▶ **Task to carry out**
If a line in the data has the string "Pharmacometrics", please show it.

>>>>

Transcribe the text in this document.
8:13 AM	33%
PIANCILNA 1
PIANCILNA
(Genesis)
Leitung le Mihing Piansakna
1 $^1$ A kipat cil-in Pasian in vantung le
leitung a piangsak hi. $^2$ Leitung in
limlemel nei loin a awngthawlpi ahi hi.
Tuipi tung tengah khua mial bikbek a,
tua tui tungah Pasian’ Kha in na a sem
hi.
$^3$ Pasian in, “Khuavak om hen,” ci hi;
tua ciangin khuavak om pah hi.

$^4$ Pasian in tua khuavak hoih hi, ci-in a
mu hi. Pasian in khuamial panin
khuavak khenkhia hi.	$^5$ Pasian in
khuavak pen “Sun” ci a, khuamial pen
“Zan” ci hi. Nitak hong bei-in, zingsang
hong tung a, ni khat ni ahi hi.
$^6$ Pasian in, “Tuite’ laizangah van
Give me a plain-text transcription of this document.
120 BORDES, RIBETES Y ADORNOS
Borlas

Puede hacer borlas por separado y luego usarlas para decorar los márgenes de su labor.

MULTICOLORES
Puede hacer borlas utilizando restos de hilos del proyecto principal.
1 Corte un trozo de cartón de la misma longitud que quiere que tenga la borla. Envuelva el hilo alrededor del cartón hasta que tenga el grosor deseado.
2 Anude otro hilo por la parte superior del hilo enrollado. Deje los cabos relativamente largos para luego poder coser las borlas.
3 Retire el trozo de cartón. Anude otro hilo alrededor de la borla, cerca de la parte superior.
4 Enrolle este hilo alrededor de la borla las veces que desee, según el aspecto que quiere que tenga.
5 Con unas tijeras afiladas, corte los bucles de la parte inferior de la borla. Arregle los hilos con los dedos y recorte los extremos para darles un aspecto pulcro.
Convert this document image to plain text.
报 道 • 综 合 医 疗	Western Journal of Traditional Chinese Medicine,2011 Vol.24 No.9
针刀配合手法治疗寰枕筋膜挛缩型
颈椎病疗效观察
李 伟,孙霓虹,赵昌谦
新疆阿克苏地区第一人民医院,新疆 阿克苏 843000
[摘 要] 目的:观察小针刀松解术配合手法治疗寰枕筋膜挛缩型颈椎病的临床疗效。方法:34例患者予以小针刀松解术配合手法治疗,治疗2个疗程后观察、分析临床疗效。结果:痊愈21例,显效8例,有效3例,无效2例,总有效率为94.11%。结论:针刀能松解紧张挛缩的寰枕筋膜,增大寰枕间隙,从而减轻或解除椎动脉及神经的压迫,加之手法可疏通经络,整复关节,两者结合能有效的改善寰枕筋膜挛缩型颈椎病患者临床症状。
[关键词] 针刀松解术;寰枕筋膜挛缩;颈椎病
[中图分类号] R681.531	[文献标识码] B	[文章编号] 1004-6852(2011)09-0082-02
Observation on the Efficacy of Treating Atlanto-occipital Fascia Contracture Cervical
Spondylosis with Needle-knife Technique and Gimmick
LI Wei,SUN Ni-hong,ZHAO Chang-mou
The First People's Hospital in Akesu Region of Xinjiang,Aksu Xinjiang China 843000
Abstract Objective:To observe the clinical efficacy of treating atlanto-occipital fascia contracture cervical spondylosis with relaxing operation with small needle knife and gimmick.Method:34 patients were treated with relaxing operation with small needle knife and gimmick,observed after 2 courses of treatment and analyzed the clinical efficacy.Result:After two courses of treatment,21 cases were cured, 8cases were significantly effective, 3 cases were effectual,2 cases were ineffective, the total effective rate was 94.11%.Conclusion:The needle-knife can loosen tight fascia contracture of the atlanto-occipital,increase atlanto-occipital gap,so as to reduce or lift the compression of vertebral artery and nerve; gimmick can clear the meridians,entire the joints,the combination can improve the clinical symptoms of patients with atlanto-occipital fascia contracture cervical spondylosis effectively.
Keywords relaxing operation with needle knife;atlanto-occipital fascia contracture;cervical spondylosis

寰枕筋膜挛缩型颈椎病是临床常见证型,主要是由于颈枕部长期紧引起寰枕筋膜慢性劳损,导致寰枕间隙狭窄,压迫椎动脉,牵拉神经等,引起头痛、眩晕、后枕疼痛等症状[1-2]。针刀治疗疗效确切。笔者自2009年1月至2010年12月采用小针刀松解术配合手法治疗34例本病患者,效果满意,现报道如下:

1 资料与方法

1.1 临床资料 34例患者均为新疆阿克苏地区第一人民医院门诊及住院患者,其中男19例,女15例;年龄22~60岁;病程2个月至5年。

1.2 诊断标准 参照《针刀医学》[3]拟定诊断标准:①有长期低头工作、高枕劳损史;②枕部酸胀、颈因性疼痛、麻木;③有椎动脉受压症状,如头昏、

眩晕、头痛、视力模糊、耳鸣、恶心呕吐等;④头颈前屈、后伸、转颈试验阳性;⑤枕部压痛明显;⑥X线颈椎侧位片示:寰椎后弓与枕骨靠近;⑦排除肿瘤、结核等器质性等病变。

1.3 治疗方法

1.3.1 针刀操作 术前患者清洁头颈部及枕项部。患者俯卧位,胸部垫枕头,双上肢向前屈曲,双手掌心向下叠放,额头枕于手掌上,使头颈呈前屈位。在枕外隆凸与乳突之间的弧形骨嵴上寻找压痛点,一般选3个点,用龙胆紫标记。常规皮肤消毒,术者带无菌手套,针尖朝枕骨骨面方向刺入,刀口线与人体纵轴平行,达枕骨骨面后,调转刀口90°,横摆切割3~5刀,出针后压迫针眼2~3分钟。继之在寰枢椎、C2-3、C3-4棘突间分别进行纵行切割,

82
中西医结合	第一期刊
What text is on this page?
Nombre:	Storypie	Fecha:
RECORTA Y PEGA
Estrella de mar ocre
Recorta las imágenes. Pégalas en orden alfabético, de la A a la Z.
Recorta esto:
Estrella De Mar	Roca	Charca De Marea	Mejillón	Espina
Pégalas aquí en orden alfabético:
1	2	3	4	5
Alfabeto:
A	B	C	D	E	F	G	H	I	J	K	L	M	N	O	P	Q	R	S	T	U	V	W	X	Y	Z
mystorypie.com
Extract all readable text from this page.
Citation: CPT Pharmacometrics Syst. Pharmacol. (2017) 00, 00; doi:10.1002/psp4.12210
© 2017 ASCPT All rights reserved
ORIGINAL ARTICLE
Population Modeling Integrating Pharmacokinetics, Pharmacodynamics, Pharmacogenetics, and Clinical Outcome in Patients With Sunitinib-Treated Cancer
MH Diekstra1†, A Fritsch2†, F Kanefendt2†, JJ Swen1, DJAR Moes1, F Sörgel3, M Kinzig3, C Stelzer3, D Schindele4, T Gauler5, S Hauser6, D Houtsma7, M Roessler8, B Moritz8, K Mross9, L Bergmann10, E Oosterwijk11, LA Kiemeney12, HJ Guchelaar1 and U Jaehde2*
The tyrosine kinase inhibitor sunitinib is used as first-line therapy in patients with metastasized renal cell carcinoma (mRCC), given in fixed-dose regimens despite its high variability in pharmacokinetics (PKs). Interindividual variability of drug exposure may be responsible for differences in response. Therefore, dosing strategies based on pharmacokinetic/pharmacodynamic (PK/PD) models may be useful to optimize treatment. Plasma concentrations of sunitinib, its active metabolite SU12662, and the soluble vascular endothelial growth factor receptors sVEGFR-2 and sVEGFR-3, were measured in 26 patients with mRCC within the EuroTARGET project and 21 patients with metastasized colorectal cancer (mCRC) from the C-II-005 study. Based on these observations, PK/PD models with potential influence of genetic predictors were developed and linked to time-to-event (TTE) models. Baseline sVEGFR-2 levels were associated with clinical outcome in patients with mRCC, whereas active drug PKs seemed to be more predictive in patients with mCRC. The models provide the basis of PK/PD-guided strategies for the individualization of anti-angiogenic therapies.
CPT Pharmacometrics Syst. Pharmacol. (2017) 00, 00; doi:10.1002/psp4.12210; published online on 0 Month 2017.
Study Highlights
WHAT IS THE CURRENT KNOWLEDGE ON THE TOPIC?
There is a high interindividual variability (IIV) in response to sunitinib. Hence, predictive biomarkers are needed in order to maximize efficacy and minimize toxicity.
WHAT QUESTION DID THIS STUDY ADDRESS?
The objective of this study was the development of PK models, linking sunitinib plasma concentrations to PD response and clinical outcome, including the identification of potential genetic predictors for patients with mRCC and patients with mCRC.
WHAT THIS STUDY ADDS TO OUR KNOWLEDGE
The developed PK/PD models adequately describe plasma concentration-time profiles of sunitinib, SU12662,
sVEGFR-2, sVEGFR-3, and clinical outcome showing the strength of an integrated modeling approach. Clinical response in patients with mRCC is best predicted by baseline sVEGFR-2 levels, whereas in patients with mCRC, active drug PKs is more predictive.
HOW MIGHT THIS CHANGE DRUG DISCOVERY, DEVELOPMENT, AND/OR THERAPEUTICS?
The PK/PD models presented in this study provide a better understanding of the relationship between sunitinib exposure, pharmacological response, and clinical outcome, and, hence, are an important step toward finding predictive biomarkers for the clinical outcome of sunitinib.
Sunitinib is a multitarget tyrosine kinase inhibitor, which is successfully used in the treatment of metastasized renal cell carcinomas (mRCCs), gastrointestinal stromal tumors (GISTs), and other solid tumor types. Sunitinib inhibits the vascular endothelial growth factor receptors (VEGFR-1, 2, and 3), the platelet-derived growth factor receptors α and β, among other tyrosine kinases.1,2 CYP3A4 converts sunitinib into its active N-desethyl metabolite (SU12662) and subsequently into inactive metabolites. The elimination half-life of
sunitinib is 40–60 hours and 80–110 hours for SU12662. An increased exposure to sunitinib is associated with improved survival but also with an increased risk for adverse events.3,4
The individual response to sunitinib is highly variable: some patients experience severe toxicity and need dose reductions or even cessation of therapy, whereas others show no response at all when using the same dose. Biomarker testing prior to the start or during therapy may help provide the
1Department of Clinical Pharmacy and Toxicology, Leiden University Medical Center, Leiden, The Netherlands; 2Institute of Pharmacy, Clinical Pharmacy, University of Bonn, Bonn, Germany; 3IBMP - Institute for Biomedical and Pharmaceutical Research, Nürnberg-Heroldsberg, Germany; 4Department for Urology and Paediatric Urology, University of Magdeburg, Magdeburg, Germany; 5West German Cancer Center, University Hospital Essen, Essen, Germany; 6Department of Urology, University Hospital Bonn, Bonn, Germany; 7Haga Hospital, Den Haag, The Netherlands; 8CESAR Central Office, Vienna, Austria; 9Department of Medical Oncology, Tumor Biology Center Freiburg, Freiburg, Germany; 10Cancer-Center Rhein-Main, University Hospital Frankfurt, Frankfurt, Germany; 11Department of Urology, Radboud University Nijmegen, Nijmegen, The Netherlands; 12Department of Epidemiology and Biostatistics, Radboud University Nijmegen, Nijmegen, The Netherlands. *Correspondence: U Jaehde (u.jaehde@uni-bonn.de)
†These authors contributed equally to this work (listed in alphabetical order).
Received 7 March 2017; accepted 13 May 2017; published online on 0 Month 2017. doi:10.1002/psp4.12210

<<<<

▶ **Answer section**
Citation: CPT Pharmacometrics Syst. Pharmacol. (2017) 00, 00; doi:10.1002/psp4.12210
CPT Pharmacometrics Syst. Pharmacol. (2017) 00, 00; doi:10.1002/psp4.12210; published online on 0 Month 2017.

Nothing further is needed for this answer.